Short exercise :: Copy all lines below exactly as written. Leave pictures out.
# Start of Provided data
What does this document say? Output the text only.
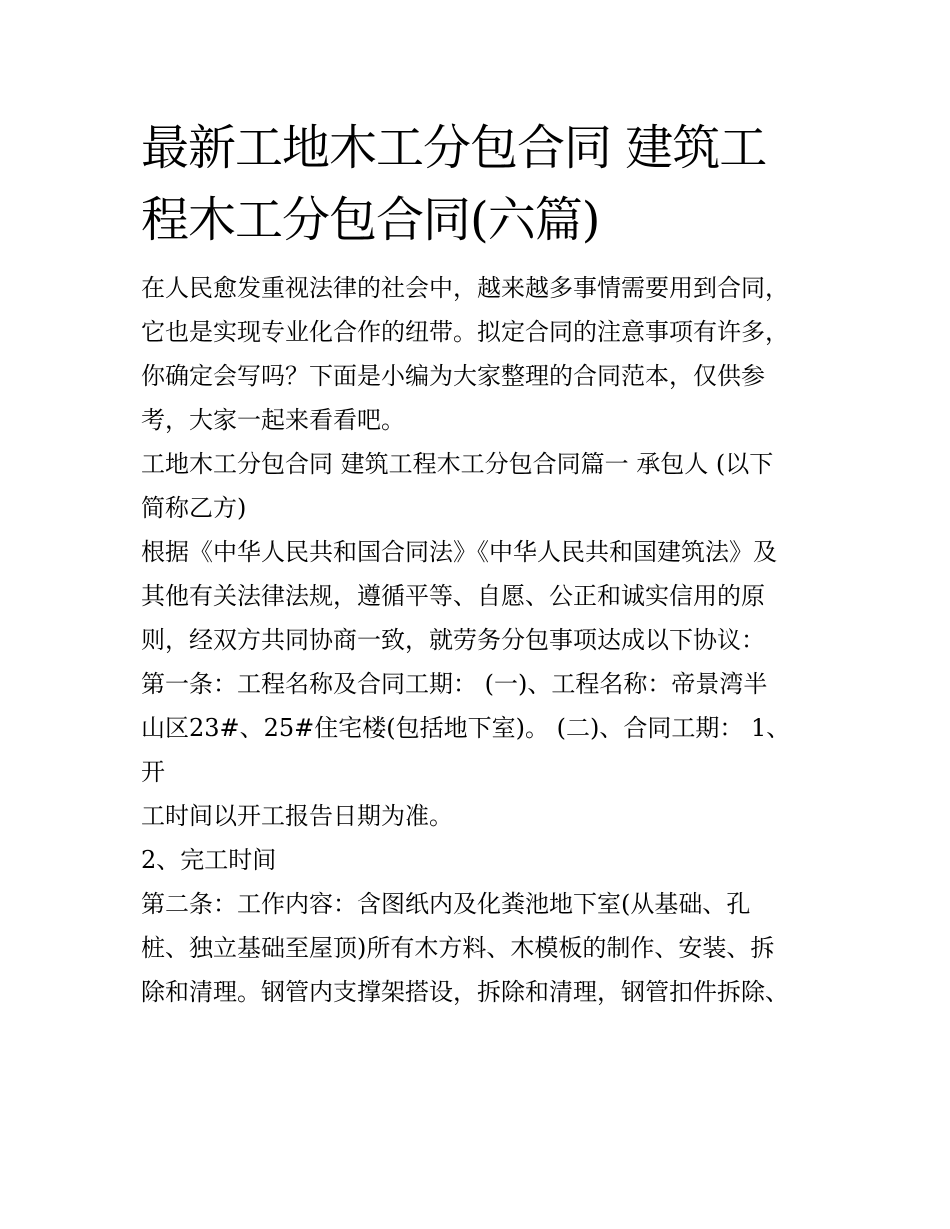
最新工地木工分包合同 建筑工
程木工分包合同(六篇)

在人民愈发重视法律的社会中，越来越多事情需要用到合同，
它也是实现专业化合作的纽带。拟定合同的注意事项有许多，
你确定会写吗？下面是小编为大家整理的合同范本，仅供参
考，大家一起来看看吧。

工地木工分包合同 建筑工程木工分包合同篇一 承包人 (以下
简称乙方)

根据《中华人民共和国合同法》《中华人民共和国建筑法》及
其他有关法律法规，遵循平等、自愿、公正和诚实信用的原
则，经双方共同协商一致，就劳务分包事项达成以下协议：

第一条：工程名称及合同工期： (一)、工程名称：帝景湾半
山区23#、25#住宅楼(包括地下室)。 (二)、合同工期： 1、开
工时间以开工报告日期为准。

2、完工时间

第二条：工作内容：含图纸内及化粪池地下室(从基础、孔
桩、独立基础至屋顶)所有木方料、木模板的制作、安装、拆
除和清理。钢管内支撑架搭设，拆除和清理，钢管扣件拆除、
# End of Provided data
Result for this task ::
What does this document say? Output the text only.
最新工地木工分包合同 建筑工
程木工分包合同(六篇)

在人民愈发重视法律的社会中，越来越多事情需要用到合同，
它也是实现专业化合作的纽带。拟定合同的注意事项有许多，
你确定会写吗？下面是小编为大家整理的合同范本，仅供参
考，大家一起来看看吧。

工地木工分包合同 建筑工程木工分包合同篇一 承包人 (以下
简称乙方)

根据《中华人民共和国合同法》《中华人民共和国建筑法》及
其他有关法律法规，遵循平等、自愿、公正和诚实信用的原
则，经双方共同协商一致，就劳务分包事项达成以下协议：

第一条：工程名称及合同工期： (一)、工程名称：帝景湾半
山区23#、25#住宅楼(包括地下室)。 (二)、合同工期： 1、开
工时间以开工报告日期为准。

2、完工时间

第二条：工作内容：含图纸内及化粪池地下室(从基础、孔
桩、独立基础至屋顶)所有木方料、木模板的制作、安装、拆
除和清理。钢管内支撑架搭设，拆除和清理，钢管扣件拆除、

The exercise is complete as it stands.